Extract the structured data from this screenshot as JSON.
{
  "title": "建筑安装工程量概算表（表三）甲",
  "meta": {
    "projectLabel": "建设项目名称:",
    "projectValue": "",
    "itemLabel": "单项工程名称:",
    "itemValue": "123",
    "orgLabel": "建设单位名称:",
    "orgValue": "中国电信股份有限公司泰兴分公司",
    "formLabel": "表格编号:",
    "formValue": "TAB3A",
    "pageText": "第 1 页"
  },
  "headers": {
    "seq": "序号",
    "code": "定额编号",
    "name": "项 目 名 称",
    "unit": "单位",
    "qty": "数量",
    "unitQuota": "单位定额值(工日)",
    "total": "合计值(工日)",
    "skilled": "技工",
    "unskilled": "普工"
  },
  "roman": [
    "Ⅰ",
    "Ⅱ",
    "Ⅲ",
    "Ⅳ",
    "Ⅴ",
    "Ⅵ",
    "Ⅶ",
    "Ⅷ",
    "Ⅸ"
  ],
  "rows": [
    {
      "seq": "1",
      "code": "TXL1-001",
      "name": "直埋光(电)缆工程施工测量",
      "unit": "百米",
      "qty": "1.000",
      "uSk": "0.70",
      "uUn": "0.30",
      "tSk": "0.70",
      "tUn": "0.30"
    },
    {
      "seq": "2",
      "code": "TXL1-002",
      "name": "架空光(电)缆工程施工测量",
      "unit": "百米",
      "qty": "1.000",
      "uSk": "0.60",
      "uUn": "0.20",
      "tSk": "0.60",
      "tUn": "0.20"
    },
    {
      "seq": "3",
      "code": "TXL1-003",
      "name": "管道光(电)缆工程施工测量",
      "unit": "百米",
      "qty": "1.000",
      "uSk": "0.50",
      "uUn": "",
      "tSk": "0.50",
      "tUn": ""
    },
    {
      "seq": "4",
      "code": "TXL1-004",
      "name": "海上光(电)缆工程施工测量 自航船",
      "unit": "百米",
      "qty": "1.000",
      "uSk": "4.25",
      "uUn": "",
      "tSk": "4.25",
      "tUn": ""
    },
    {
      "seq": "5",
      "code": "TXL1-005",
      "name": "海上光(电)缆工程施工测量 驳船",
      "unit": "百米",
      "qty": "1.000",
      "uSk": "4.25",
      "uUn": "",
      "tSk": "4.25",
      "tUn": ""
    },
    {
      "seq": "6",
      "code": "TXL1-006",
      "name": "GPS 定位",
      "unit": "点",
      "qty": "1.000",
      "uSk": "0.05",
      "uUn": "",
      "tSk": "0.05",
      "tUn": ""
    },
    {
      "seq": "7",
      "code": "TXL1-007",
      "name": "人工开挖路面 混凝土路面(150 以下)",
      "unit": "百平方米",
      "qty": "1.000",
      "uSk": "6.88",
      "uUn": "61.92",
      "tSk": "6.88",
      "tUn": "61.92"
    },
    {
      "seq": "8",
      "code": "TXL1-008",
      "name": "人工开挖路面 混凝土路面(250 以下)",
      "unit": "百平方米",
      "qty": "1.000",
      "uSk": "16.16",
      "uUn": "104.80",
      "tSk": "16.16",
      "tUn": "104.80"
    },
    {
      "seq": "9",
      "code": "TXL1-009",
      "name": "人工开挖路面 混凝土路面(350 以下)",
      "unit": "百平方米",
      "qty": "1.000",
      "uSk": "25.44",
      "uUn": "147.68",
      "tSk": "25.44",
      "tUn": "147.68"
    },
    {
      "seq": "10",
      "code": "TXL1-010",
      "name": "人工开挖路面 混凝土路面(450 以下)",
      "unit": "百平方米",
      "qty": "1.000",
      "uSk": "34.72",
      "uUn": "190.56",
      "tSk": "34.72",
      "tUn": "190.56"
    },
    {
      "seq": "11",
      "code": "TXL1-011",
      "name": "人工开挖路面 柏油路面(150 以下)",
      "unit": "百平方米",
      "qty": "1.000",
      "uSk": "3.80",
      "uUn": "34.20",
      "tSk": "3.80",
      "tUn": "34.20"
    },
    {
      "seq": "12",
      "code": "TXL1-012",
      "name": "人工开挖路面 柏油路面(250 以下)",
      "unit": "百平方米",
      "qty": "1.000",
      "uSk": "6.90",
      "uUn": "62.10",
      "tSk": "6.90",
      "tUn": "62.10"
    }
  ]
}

### REQUIREMENTS
From the first line to the last, please quote the material above exactly.

### SOLVED PROBLEM
Extract the structured data from this screenshot as JSON.
{
  "title": "建筑安装工程量概算表（表三）甲",
  "meta": {
    "projectLabel": "建设项目名称:",
    "projectValue": "",
    "itemLabel": "单项工程名称:",
    "itemValue": "123",
    "orgLabel": "建设单位名称:",
    "orgValue": "中国电信股份有限公司泰兴分公司",
    "formLabel": "表格编号:",
    "formValue": "TAB3A",
    "pageText": "第 1 页"
  },
  "headers": {
    "seq": "序号",
    "code": "定额编号",
    "name": "项 目 名 称",
    "unit": "单位",
    "qty": "数量",
    "unitQuota": "单位定额值(工日)",
    "total": "合计值(工日)",
    "skilled": "技工",
    "unskilled": "普工"
  },
  "roman": [
    "Ⅰ",
    "Ⅱ",
    "Ⅲ",
    "Ⅳ",
    "Ⅴ",
    "Ⅵ",
    "Ⅶ",
    "Ⅷ",
    "Ⅸ"
  ],
  "rows": [
    {
      "seq": "1",
      "code": "TXL1-001",
      "name": "直埋光(电)缆工程施工测量",
      "unit": "百米",
      "qty": "1.000",
      "uSk": "0.70",
      "uUn": "0.30",
      "tSk": "0.70",
      "tUn": "0.30"
    },
    {
      "seq": "2",
      "code": "TXL1-002",
      "name": "架空光(电)缆工程施工测量",
      "unit": "百米",
      "qty": "1.000",
      "uSk": "0.60",
      "uUn": "0.20",
      "tSk": "0.60",
      "tUn": "0.20"
    },
    {
      "seq": "3",
      "code": "TXL1-003",
      "name": "管道光(电)缆工程施工测量",
      "unit": "百米",
      "qty": "1.000",
      "uSk": "0.50",
      "uUn": "",
      "tSk": "0.50",
      "tUn": ""
    },
    {
      "seq": "4",
      "code": "TXL1-004",
      "name": "海上光(电)缆工程施工测量 自航船",
      "unit": "百米",
      "qty": "1.000",
      "uSk": "4.25",
      "uUn": "",
      "tSk": "4.25",
      "tUn": ""
    },
    {
      "seq": "5",
      "code": "TXL1-005",
      "name": "海上光(电)缆工程施工测量 驳船",
      "unit": "百米",
      "qty": "1.000",
      "uSk": "4.25",
      "uUn": "",
      "tSk": "4.25",
      "tUn": ""
    },
    {
      "seq": "6",
      "code": "TXL1-006",
      "name": "GPS 定位",
      "unit": "点",
      "qty": "1.000",
      "uSk": "0.05",
      "uUn": "",
      "tSk": "0.05",
      "tUn": ""
    },
    {
      "seq": "7",
      "code": "TXL1-007",
      "name": "人工开挖路面 混凝土路面(150 以下)",
      "unit": "百平方米",
      "qty": "1.000",
      "uSk": "6.88",
      "uUn": "61.92",
      "tSk": "6.88",
      "tUn": "61.92"
    },
    {
      "seq": "8",
      "code": "TXL1-008",
      "name": "人工开挖路面 混凝土路面(250 以下)",
      "unit": "百平方米",
      "qty": "1.000",
      "uSk": "16.16",
      "uUn": "104.80",
      "tSk": "16.16",
      "tUn": "104.80"
    },
    {
      "seq": "9",
      "code": "TXL1-009",
      "name": "人工开挖路面 混凝土路面(350 以下)",
      "unit": "百平方米",
      "qty": "1.000",
      "uSk": "25.44",
      "uUn": "147.68",
      "tSk": "25.44",
      "tUn": "147.68"
    },
    {
      "seq": "10",
      "code": "TXL1-010",
      "name": "人工开挖路面 混凝土路面(450 以下)",
      "unit": "百平方米",
      "qty": "1.000",
      "uSk": "34.72",
      "uUn": "190.56",
      "tSk": "34.72",
      "tUn": "190.56"
    },
    {
      "seq": "11",
      "code": "TXL1-011",
      "name": "人工开挖路面 柏油路面(150 以下)",
      "unit": "百平方米",
      "qty": "1.000",
      "uSk": "3.80",
      "uUn": "34.20",
      "tSk": "3.80",
      "tUn": "34.20"
    },
    {
      "seq": "12",
      "code": "TXL1-012",
      "name": "人工开挖路面 柏油路面(250 以下)",
      "unit": "百平方米",
      "qty": "1.000",
      "uSk": "6.90",
      "uUn": "62.10",
      "tSk": "6.90",
      "tUn": "62.10"
    }
  ]
}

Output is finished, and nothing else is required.